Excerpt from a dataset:

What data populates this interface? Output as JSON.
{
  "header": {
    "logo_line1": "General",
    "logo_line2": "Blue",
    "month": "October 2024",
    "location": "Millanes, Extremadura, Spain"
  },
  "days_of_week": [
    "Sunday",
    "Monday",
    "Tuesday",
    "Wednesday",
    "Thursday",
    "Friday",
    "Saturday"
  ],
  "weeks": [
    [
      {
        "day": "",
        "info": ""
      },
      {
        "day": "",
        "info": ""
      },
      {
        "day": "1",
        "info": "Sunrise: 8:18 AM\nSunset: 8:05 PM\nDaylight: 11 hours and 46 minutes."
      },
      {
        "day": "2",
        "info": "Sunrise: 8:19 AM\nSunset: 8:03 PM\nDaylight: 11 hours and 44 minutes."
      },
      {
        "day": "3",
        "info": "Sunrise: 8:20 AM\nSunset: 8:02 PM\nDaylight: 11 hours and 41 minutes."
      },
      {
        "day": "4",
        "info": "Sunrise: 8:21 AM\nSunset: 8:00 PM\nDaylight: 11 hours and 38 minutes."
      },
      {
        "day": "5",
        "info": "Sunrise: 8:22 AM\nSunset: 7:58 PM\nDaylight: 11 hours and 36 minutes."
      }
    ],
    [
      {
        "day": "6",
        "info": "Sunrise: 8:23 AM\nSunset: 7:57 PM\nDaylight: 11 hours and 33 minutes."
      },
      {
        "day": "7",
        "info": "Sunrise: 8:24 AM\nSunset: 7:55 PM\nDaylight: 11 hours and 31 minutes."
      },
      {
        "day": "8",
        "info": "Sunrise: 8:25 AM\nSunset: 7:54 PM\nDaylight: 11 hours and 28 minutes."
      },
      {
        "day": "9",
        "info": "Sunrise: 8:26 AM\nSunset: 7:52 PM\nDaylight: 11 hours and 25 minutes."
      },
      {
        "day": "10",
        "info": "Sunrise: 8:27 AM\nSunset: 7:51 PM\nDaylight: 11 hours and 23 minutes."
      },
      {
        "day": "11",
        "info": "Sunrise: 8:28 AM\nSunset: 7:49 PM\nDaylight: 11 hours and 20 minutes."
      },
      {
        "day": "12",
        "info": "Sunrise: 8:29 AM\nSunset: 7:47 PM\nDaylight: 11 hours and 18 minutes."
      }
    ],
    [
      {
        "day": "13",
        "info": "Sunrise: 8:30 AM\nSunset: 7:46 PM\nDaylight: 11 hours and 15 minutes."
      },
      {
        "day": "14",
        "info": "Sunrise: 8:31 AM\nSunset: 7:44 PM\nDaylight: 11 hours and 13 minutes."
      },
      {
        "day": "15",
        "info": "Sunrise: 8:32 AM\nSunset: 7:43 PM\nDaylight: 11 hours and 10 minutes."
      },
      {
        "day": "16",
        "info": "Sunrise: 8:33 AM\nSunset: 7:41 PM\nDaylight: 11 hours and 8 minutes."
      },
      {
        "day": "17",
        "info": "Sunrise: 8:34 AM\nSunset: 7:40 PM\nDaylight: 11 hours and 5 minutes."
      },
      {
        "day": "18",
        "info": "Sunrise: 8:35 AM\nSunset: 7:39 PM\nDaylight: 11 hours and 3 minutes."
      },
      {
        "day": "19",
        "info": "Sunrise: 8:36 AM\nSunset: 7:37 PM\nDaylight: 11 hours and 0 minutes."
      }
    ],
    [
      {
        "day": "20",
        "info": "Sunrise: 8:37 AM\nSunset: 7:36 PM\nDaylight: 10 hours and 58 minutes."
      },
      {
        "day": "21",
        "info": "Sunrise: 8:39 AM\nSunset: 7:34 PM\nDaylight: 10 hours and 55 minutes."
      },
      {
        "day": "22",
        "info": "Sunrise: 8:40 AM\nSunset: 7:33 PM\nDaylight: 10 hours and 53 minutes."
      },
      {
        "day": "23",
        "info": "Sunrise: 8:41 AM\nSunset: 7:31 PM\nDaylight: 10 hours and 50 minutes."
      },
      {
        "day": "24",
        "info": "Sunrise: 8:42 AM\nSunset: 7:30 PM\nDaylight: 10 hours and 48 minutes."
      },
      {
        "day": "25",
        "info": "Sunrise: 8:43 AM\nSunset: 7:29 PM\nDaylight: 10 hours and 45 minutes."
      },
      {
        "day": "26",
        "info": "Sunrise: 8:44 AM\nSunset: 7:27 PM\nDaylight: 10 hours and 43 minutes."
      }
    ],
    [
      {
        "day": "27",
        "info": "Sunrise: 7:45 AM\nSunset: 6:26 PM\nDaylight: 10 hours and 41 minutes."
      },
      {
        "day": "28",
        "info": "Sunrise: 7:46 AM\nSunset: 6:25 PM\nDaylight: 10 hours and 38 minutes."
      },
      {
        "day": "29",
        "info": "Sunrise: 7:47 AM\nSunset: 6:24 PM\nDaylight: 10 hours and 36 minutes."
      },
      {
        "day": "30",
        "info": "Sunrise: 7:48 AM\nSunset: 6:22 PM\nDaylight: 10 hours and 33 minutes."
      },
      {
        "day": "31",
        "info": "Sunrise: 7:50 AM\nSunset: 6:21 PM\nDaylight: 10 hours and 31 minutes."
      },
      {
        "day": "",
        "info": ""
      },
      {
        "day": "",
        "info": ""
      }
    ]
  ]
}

#### YOUR OBJECTIVE:
Transcribe each entry precisely, missing none.

#### OUTPUT OF THE TASK:
What data populates this interface? Output as JSON.
{
  "header": {
    "logo_line1": "General",
    "logo_line2": "Blue",
    "month": "October 2024",
    "location": "Millanes, Extremadura, Spain"
  },
  "days_of_week": [
    "Sunday",
    "Monday",
    "Tuesday",
    "Wednesday",
    "Thursday",
    "Friday",
    "Saturday"
  ],
  "weeks": [
    [
      {
        "day": "",
        "info": ""
      },
      {
        "day": "",
        "info": ""
      },
      {
        "day": "1",
        "info": "Sunrise: 8:18 AM\nSunset: 8:05 PM\nDaylight: 11 hours and 46 minutes."
      },
      {
        "day": "2",
        "info": "Sunrise: 8:19 AM\nSunset: 8:03 PM\nDaylight: 11 hours and 44 minutes."
      },
      {
        "day": "3",
        "info": "Sunrise: 8:20 AM\nSunset: 8:02 PM\nDaylight: 11 hours and 41 minutes."
      },
      {
        "day": "4",
        "info": "Sunrise: 8:21 AM\nSunset: 8:00 PM\nDaylight: 11 hours and 38 minutes."
      },
      {
        "day": "5",
        "info": "Sunrise: 8:22 AM\nSunset: 7:58 PM\nDaylight: 11 hours and 36 minutes."
      }
    ],
    [
      {
        "day": "6",
        "info": "Sunrise: 8:23 AM\nSunset: 7:57 PM\nDaylight: 11 hours and 33 minutes."
      },
      {
        "day": "7",
        "info": "Sunrise: 8:24 AM\nSunset: 7:55 PM\nDaylight: 11 hours and 31 minutes."
      },
      {
        "day": "8",
        "info": "Sunrise: 8:25 AM\nSunset: 7:54 PM\nDaylight: 11 hours and 28 minutes."
      },
      {
        "day": "9",
        "info": "Sunrise: 8:26 AM\nSunset: 7:52 PM\nDaylight: 11 hours and 25 minutes."
      },
      {
        "day": "10",
        "info": "Sunrise: 8:27 AM\nSunset: 7:51 PM\nDaylight: 11 hours and 23 minutes."
      },
      {
        "day": "11",
        "info": "Sunrise: 8:28 AM\nSunset: 7:49 PM\nDaylight: 11 hours and 20 minutes."
      },
      {
        "day": "12",
        "info": "Sunrise: 8:29 AM\nSunset: 7:47 PM\nDaylight: 11 hours and 18 minutes."
      }
    ],
    [
      {
        "day": "13",
        "info": "Sunrise: 8:30 AM\nSunset: 7:46 PM\nDaylight: 11 hours and 15 minutes."
      },
      {
        "day": "14",
        "info": "Sunrise: 8:31 AM\nSunset: 7:44 PM\nDaylight: 11 hours and 13 minutes."
      },
      {
        "day": "15",
        "info": "Sunrise: 8:32 AM\nSunset: 7:43 PM\nDaylight: 11 hours and 10 minutes."
      },
      {
        "day": "16",
        "info": "Sunrise: 8:33 AM\nSunset: 7:41 PM\nDaylight: 11 hours and 8 minutes."
      },
      {
        "day": "17",
        "info": "Sunrise: 8:34 AM\nSunset: 7:40 PM\nDaylight: 11 hours and 5 minutes."
      },
      {
        "day": "18",
        "info": "Sunrise: 8:35 AM\nSunset: 7:39 PM\nDaylight: 11 hours and 3 minutes."
      },
      {
        "day": "19",
        "info": "Sunrise: 8:36 AM\nSunset: 7:37 PM\nDaylight: 11 hours and 0 minutes."
      }
    ],
    [
      {
        "day": "20",
        "info": "Sunrise: 8:37 AM\nSunset: 7:36 PM\nDaylight: 10 hours and 58 minutes."
      },
      {
        "day": "21",
        "info": "Sunrise: 8:39 AM\nSunset: 7:34 PM\nDaylight: 10 hours and 55 minutes."
      },
      {
        "day": "22",
        "info": "Sunrise: 8:40 AM\nSunset: 7:33 PM\nDaylight: 10 hours and 53 minutes."
      },
      {
        "day": "23",
        "info": "Sunrise: 8:41 AM\nSunset: 7:31 PM\nDaylight: 10 hours and 50 minutes."
      },
      {
        "day": "24",
        "info": "Sunrise: 8:42 AM\nSunset: 7:30 PM\nDaylight: 10 hours and 48 minutes."
      },
      {
        "day": "25",
        "info": "Sunrise: 8:43 AM\nSunset: 7:29 PM\nDaylight: 10 hours and 45 minutes."
      },
      {
        "day": "26",
        "info": "Sunrise: 8:44 AM\nSunset: 7:27 PM\nDaylight: 10 hours and 43 minutes."
      }
    ],
    [
      {
        "day": "27",
        "info": "Sunrise: 7:45 AM\nSunset: 6:26 PM\nDaylight: 10 hours and 41 minutes."
      },
      {
        "day": "28",
        "info": "Sunrise: 7:46 AM\nSunset: 6:25 PM\nDaylight: 10 hours and 38 minutes."
      },
      {
        "day": "29",
        "info": "Sunrise: 7:47 AM\nSunset: 6:24 PM\nDaylight: 10 hours and 36 minutes."
      },
      {
        "day": "30",
        "info": "Sunrise: 7:48 AM\nSunset: 6:22 PM\nDaylight: 10 hours and 33 minutes."
      },
      {
        "day": "31",
        "info": "Sunrise: 7:50 AM\nSunset: 6:21 PM\nDaylight: 10 hours and 31 minutes."
      },
      {
        "day": "",
        "info": ""
      },
      {
        "day": "",
        "info": ""
      }
    ]
  ]
}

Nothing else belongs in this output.